Enumera todos los adjetivos que califican, en el fragmento del documento, el triunfo que el pelotero creía estar asegurando con su jonrón.

--- Fragmento del documento ---

A unos metros del estadio de softbol, los anfitriones habían montado un enorme toldo, semejante a un circo abierto, en el que sus amigos le celebrarían su cumpleaños. El juego continuaría; pero ahora en el terreno de los abrazos y las falsas felicitaciones, en el coliseo de las caretas y las traiciones pocas veces olvidadas. Un millar de asistentes, la mayoría sin saber qué juego estaba urdiendo el equipo del pelotero.

La sonrisa de oreja a oreja podía verse a cien millas de distancia. Nadie sabía si era por el hecho de haber llegado a los treinta y tantos años de vida o porque la vida le sonreía a plenitud. Sólo su círculo de élite sabía la causa real de su rostro iluminado. El joven pelotero estaba haciendo política, política de altura, aquella que sólo está permitida a quienes juegan en las Grandes Ligas.  Poco importó que en ningún año anterior hubiera registro de convivio similar, nada parecido, ningún acercamiento con los de abajo. La Política entonces no era una prioridad, ni siquiera un proyecto de pervivencia, si acaso un juego que estaba intentando aprender el pelotero. Pero en poco tiempo la política se volvió el juego de moda, uno que todos querían jugar a pesar de que no sabían o no querían entender qué posición estaban jugando en el terreno agreste. Tampoco se habían tomado la molestia de conocer su reglamentación, ni siquiera habían reparado en el elemental capítulo de “El sano juicio” y esa falta de conocimiento -imperdonable -podía traer aparejada la expulsión.

Como todo un beisbolista consumado, el joven pelotero estaba seguro que esa tarde había metido un espectacular jonrón. La pelota había volado la malla de protección y – creía- estaba asegurando un triunfo indiscutible, limpio, sagaz, preciso, logrado con la habilidad de quien tiene muchas horas de bateo. Por eso cuando se tomó la foto con sus compañeros, la sonrisa delató el inmensurable orgullo que siempre había tenido por su equipo, aun cuando la camiseta no era la misma que el propietario de la marca les había sugerido portar ese día para un evento tan significativo.

Se desbordó la algarabía esa tarde de convivencia. Franca camaradería de un equipo que estaba jugando su propio juego y para quienes no parecía importar mucho el rol ni las estrategias que ordenaba el capitán. Olvidó el pelotero su alta investidura y la gratitud y lealtad a la que estaba obligado. Esa tarde hubo ausencias notorias – muy notorias- entre ellas la lucidez lógica de las cosas; pero nada empañó la euforia de una presunta victoria festejada por anticipado. Poco pareció importarle la inasistencia del dueño de la franquicia y quizá menos entendió el mensaje, porque la inmadurez en política es como la embriaguez que produce el alcohol más ínfimo y barato.

--- Fragmentos de filas ---

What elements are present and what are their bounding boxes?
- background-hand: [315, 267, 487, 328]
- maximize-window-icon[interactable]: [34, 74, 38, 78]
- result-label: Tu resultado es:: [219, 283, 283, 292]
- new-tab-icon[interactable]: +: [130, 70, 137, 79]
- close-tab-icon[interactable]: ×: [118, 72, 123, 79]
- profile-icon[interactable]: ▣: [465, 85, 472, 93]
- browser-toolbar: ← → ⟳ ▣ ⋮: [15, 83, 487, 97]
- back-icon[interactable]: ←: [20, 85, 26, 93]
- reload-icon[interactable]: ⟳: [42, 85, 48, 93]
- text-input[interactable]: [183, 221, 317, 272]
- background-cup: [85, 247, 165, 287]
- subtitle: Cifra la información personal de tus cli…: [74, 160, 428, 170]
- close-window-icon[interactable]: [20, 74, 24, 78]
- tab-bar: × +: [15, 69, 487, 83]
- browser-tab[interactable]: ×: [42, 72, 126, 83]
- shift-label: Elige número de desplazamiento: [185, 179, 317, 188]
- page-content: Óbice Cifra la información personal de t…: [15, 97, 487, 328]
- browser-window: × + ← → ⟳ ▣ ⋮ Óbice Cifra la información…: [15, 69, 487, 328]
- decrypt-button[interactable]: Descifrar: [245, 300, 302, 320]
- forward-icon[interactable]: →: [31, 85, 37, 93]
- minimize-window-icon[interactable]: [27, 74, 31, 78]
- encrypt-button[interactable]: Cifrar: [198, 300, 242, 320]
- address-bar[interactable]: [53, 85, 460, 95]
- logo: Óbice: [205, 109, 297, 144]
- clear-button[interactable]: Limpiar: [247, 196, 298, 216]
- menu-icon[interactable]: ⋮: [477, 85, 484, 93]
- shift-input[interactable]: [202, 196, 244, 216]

---

● **Solución**:
- indiscutible
- limpio
- sagaz
- preciso